* **Data to use**
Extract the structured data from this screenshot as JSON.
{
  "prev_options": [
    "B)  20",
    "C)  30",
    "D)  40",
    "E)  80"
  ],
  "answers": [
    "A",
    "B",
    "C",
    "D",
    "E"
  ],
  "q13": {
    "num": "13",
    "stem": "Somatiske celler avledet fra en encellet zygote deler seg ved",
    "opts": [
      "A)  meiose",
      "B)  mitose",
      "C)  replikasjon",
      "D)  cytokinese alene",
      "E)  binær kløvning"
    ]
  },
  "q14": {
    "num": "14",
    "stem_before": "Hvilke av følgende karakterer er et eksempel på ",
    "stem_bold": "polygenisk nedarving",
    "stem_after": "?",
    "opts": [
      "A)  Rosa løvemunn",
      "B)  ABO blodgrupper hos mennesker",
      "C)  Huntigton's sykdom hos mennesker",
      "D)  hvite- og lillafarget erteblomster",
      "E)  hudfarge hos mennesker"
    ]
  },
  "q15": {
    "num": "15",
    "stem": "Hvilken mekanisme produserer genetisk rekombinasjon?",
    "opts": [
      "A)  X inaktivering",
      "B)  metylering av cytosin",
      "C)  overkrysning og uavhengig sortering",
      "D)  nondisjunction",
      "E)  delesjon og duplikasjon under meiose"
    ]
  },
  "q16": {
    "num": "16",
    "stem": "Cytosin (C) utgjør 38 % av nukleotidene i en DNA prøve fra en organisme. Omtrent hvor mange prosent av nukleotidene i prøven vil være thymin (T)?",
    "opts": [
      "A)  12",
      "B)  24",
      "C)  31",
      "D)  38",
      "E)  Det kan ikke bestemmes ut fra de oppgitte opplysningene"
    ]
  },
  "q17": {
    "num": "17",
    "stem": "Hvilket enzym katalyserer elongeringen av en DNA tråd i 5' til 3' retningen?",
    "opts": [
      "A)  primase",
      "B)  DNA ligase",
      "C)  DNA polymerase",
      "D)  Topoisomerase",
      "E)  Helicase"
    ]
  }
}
...
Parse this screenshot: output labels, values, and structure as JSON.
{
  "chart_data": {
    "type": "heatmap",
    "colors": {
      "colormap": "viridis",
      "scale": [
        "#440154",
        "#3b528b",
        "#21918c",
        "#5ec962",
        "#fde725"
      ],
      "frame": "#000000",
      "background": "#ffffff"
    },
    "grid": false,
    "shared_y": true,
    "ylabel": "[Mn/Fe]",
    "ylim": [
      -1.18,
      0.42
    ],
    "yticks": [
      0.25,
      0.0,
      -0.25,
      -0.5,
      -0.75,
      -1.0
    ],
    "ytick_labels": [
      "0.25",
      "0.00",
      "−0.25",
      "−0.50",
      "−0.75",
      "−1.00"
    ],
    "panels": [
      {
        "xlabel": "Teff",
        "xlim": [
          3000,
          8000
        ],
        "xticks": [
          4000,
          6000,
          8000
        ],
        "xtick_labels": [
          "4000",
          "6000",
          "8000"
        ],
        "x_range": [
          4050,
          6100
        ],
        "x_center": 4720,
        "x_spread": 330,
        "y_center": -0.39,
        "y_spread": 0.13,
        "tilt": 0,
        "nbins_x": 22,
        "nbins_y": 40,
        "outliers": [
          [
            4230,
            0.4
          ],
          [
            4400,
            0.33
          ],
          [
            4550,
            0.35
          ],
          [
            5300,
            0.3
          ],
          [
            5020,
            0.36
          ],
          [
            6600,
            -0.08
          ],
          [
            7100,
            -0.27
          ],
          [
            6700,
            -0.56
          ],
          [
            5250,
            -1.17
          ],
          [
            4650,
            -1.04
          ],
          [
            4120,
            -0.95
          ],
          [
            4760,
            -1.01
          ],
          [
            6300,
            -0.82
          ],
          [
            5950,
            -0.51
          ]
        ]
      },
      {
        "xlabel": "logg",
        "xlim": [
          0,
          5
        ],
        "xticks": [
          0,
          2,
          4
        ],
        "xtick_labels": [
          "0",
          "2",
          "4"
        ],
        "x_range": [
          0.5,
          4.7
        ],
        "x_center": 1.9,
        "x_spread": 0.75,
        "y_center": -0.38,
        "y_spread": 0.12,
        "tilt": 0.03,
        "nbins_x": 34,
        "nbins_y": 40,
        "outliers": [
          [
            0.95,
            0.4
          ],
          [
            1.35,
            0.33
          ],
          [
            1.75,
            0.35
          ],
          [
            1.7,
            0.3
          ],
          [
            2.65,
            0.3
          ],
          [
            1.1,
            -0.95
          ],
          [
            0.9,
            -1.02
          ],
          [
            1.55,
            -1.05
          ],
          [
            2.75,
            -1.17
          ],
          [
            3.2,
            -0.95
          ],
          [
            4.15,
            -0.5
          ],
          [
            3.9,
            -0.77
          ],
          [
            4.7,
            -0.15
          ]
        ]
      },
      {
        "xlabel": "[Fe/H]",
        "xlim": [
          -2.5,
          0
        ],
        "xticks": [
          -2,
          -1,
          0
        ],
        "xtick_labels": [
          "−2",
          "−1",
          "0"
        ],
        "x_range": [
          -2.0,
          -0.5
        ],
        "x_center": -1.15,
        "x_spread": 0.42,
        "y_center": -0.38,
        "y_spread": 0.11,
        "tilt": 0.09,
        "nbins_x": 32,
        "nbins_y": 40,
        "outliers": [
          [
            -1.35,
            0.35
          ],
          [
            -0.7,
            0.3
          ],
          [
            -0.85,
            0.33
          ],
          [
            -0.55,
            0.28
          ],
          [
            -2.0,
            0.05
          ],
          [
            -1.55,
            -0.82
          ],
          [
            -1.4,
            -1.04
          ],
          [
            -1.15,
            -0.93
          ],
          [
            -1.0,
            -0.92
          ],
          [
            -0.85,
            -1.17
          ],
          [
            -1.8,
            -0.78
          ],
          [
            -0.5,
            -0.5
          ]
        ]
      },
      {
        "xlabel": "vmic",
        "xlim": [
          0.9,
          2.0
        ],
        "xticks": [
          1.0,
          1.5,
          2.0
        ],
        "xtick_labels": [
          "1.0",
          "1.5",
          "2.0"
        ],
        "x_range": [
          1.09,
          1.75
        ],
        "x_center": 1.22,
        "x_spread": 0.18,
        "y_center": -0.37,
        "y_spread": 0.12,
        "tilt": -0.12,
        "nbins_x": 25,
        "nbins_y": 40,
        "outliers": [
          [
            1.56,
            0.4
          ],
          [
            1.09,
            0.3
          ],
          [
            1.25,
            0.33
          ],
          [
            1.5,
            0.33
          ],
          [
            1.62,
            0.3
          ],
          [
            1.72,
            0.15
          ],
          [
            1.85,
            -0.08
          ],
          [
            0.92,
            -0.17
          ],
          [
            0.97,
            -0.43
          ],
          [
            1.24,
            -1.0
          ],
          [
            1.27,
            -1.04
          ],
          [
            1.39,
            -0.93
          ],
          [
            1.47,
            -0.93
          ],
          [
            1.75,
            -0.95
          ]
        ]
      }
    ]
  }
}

* **What you are asked to do**
Identify the lines that contain the string "screenshot", and copy every one of them.

* **The output**
Extract the structured data from this screenshot as JSON.
Parse this screenshot: output labels, values, and structure as JSON.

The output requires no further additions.